Each record below is to be reproduced without any change.
─── Stored rows
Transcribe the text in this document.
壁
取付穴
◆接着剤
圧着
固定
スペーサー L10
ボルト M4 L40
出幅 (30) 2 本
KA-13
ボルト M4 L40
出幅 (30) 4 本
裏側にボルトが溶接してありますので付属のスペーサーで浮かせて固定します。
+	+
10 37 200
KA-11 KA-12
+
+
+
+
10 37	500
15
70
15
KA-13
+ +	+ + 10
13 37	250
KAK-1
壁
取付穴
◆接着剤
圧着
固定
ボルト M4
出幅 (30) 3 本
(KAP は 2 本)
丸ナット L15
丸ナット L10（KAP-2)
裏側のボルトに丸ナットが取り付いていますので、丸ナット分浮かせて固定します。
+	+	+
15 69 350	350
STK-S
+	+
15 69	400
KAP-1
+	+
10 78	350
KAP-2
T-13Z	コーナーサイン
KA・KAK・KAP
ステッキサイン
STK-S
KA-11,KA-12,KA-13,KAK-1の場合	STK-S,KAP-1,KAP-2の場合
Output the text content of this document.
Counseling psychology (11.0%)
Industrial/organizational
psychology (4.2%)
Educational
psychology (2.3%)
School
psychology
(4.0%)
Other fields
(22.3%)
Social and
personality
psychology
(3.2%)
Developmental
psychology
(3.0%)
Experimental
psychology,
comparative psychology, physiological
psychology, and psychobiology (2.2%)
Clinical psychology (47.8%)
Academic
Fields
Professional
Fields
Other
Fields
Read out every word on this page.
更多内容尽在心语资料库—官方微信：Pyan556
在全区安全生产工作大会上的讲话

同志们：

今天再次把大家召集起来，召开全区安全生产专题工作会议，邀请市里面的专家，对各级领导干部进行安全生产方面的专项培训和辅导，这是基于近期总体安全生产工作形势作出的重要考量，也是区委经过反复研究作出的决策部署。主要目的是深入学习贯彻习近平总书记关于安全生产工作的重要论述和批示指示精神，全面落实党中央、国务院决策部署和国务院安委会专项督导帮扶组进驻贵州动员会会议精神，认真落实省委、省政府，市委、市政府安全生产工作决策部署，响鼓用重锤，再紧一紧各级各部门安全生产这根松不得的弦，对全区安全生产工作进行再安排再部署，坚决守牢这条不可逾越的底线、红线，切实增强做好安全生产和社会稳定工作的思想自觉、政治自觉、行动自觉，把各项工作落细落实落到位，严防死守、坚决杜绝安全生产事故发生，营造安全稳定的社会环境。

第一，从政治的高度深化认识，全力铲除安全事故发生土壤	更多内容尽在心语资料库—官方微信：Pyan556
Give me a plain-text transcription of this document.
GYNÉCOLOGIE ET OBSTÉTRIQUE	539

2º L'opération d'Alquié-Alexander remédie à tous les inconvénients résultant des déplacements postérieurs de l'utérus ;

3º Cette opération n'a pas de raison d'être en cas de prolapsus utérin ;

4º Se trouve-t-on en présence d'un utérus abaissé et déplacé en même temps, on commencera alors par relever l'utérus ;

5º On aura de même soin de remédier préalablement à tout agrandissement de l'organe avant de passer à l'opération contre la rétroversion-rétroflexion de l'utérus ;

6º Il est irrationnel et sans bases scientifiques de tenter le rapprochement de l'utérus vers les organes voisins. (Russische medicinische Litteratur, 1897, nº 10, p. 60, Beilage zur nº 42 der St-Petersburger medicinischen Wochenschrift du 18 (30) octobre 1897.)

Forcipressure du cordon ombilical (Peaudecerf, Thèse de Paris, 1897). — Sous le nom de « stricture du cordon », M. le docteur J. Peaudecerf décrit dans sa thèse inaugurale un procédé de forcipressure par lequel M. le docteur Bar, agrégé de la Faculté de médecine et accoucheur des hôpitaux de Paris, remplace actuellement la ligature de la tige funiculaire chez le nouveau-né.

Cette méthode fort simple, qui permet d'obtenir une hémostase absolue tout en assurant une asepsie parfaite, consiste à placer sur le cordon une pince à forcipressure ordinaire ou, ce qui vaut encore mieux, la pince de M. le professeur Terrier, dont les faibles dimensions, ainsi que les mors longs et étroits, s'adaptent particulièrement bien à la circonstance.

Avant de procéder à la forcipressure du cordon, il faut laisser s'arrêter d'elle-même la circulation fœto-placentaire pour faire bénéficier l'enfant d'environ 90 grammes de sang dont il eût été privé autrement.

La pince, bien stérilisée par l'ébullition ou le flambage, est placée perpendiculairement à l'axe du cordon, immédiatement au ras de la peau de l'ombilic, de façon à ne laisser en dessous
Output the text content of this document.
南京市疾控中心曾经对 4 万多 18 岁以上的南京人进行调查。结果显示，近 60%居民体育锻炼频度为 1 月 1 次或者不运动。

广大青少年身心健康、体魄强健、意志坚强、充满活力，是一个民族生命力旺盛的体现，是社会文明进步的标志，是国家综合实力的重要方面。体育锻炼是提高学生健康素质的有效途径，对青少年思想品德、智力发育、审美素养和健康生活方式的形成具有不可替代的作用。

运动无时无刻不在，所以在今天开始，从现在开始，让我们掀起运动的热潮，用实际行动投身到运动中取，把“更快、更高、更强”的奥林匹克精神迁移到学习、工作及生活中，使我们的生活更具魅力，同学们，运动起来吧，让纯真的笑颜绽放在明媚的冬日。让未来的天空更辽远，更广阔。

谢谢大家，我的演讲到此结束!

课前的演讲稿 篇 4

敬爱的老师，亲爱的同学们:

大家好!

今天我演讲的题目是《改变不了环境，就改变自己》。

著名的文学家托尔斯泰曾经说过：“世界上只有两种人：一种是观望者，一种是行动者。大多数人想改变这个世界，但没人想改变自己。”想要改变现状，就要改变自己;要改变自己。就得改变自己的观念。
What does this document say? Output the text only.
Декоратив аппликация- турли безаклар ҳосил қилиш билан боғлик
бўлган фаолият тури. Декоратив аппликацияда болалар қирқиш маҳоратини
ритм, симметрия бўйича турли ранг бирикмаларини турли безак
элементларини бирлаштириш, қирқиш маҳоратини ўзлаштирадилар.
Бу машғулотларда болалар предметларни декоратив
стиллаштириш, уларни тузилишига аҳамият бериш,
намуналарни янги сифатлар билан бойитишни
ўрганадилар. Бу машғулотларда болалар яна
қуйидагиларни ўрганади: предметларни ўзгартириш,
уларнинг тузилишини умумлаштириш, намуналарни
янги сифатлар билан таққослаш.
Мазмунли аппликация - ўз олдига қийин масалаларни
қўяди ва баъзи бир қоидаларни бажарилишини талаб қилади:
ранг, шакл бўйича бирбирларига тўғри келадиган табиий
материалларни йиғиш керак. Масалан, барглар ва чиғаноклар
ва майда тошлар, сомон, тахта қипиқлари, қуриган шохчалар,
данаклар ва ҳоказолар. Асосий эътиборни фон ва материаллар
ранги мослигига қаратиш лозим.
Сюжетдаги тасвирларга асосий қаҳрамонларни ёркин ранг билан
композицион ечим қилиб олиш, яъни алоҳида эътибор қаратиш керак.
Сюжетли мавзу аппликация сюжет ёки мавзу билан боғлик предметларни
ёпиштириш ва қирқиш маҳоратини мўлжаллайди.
──────
## Solved problem
Transcribe the text in this document.
壁
取付穴
◆接着剤
圧着
固定
スペーサー L10
ボルト M4 L40
出幅 (30) 2 本
KA-13
ボルト M4 L40
出幅 (30) 4 本
裏側にボルトが溶接してありますので付属のスペーサーで浮かせて固定します。
+	+
10 37 200
KA-11 KA-12
+
+
+
+
10 37	500
15
70
15
KA-13
+ +	+ + 10
13 37	250
KAK-1
壁
取付穴
◆接着剤
圧着
固定
ボルト M4
出幅 (30) 3 本
(KAP は 2 本)
丸ナット L15
丸ナット L10（KAP-2)
裏側のボルトに丸ナットが取り付いていますので、丸ナット分浮かせて固定します。
+	+	+
15 69 350	350
STK-S
+	+
15 69	400
KAP-1
+	+
10 78	350
KAP-2
T-13Z	コーナーサイン
KA・KAK・KAP
ステッキサイン
STK-S
KA-11,KA-12,KA-13,KAK-1の場合	STK-S,KAP-1,KAP-2の場合
Output the text content of this document.
Counseling psychology (11.0%)
Industrial/organizational
psychology (4.2%)
Educational
psychology (2.3%)
School
psychology
(4.0%)
Other fields
(22.3%)
Social and
personality
psychology
(3.2%)
Developmental
psychology
(3.0%)
Experimental
psychology,
comparative psychology, physiological
psychology, and psychobiology (2.2%)
Clinical psychology (47.8%)
Academic
Fields
Professional
Fields
Other
Fields
Read out every word on this page.
更多内容尽在心语资料库—官方微信：Pyan556
在全区安全生产工作大会上的讲话

同志们：

今天再次把大家召集起来，召开全区安全生产专题工作会议，邀请市里面的专家，对各级领导干部进行安全生产方面的专项培训和辅导，这是基于近期总体安全生产工作形势作出的重要考量，也是区委经过反复研究作出的决策部署。主要目的是深入学习贯彻习近平总书记关于安全生产工作的重要论述和批示指示精神，全面落实党中央、国务院决策部署和国务院安委会专项督导帮扶组进驻贵州动员会会议精神，认真落实省委、省政府，市委、市政府安全生产工作决策部署，响鼓用重锤，再紧一紧各级各部门安全生产这根松不得的弦，对全区安全生产工作进行再安排再部署，坚决守牢这条不可逾越的底线、红线，切实增强做好安全生产和社会稳定工作的思想自觉、政治自觉、行动自觉，把各项工作落细落实落到位，严防死守、坚决杜绝安全生产事故发生，营造安全稳定的社会环境。

第一，从政治的高度深化认识，全力铲除安全事故发生土壤	更多内容尽在心语资料库—官方微信：Pyan556
Give me a plain-text transcription of this document.
GYNÉCOLOGIE ET OBSTÉTRIQUE	539

2º L'opération d'Alquié-Alexander remédie à tous les inconvénients résultant des déplacements postérieurs de l'utérus ;

3º Cette opération n'a pas de raison d'être en cas de prolapsus utérin ;

4º Se trouve-t-on en présence d'un utérus abaissé et déplacé en même temps, on commencera alors par relever l'utérus ;

5º On aura de même soin de remédier préalablement à tout agrandissement de l'organe avant de passer à l'opération contre la rétroversion-rétroflexion de l'utérus ;

6º Il est irrationnel et sans bases scientifiques de tenter le rapprochement de l'utérus vers les organes voisins. (Russische medicinische Litteratur, 1897, nº 10, p. 60, Beilage zur nº 42 der St-Petersburger medicinischen Wochenschrift du 18 (30) octobre 1897.)

Forcipressure du cordon ombilical (Peaudecerf, Thèse de Paris, 1897). — Sous le nom de « stricture du cordon », M. le docteur J. Peaudecerf décrit dans sa thèse inaugurale un procédé de forcipressure par lequel M. le docteur Bar, agrégé de la Faculté de médecine et accoucheur des hôpitaux de Paris, remplace actuellement la ligature de la tige funiculaire chez le nouveau-né.

Cette méthode fort simple, qui permet d'obtenir une hémostase absolue tout en assurant une asepsie parfaite, consiste à placer sur le cordon une pince à forcipressure ordinaire ou, ce qui vaut encore mieux, la pince de M. le professeur Terrier, dont les faibles dimensions, ainsi que les mors longs et étroits, s'adaptent particulièrement bien à la circonstance.

Avant de procéder à la forcipressure du cordon, il faut laisser s'arrêter d'elle-même la circulation fœto-placentaire pour faire bénéficier l'enfant d'environ 90 grammes de sang dont il eût été privé autrement.

La pince, bien stérilisée par l'ébullition ou le flambage, est placée perpendiculairement à l'axe du cordon, immédiatement au ras de la peau de l'ombilic, de façon à ne laisser en dessous
Output the text content of this document.
南京市疾控中心曾经对 4 万多 18 岁以上的南京人进行调查。结果显示，近 60%居民体育锻炼频度为 1 月 1 次或者不运动。

广大青少年身心健康、体魄强健、意志坚强、充满活力，是一个民族生命力旺盛的体现，是社会文明进步的标志，是国家综合实力的重要方面。体育锻炼是提高学生健康素质的有效途径，对青少年思想品德、智力发育、审美素养和健康生活方式的形成具有不可替代的作用。

运动无时无刻不在，所以在今天开始，从现在开始，让我们掀起运动的热潮，用实际行动投身到运动中取，把“更快、更高、更强”的奥林匹克精神迁移到学习、工作及生活中，使我们的生活更具魅力，同学们，运动起来吧，让纯真的笑颜绽放在明媚的冬日。让未来的天空更辽远，更广阔。

谢谢大家，我的演讲到此结束!

课前的演讲稿 篇 4

敬爱的老师，亲爱的同学们:

大家好!

今天我演讲的题目是《改变不了环境，就改变自己》。

著名的文学家托尔斯泰曾经说过：“世界上只有两种人：一种是观望者，一种是行动者。大多数人想改变这个世界，但没人想改变自己。”想要改变现状，就要改变自己;要改变自己。就得改变自己的观念。
What does this document say? Output the text only.
Декоратив аппликация- турли безаклар ҳосил қилиш билан боғлик
бўлган фаолият тури. Декоратив аппликацияда болалар қирқиш маҳоратини
ритм, симметрия бўйича турли ранг бирикмаларини турли безак
элементларини бирлаштириш, қирқиш маҳоратини ўзлаштирадилар.
Бу машғулотларда болалар предметларни декоратив
стиллаштириш, уларни тузилишига аҳамият бериш,
намуналарни янги сифатлар билан бойитишни
ўрганадилар. Бу машғулотларда болалар яна
қуйидагиларни ўрганади: предметларни ўзгартириш,
уларнинг тузилишини умумлаштириш, намуналарни
янги сифатлар билан таққослаш.
Мазмунли аппликация - ўз олдига қийин масалаларни
қўяди ва баъзи бир қоидаларни бажарилишини талаб қилади:
ранг, шакл бўйича бирбирларига тўғри келадиган табиий
материалларни йиғиш керак. Масалан, барглар ва чиғаноклар
ва майда тошлар, сомон, тахта қипиқлари, қуриган шохчалар,
данаклар ва ҳоказолар. Асосий эътиборни фон ва материаллар
ранги мослигига қаратиш лозим.
Сюжетдаги тасвирларга асосий қаҳрамонларни ёркин ранг билан
композицион ечим қилиб олиш, яъни алоҳида эътибор қаратиш керак.
Сюжетли мавзу аппликация сюжет ёки мавзу билан боғлик предметларни
ёпиштириш ва қирқиш маҳоратини мўлжаллайди.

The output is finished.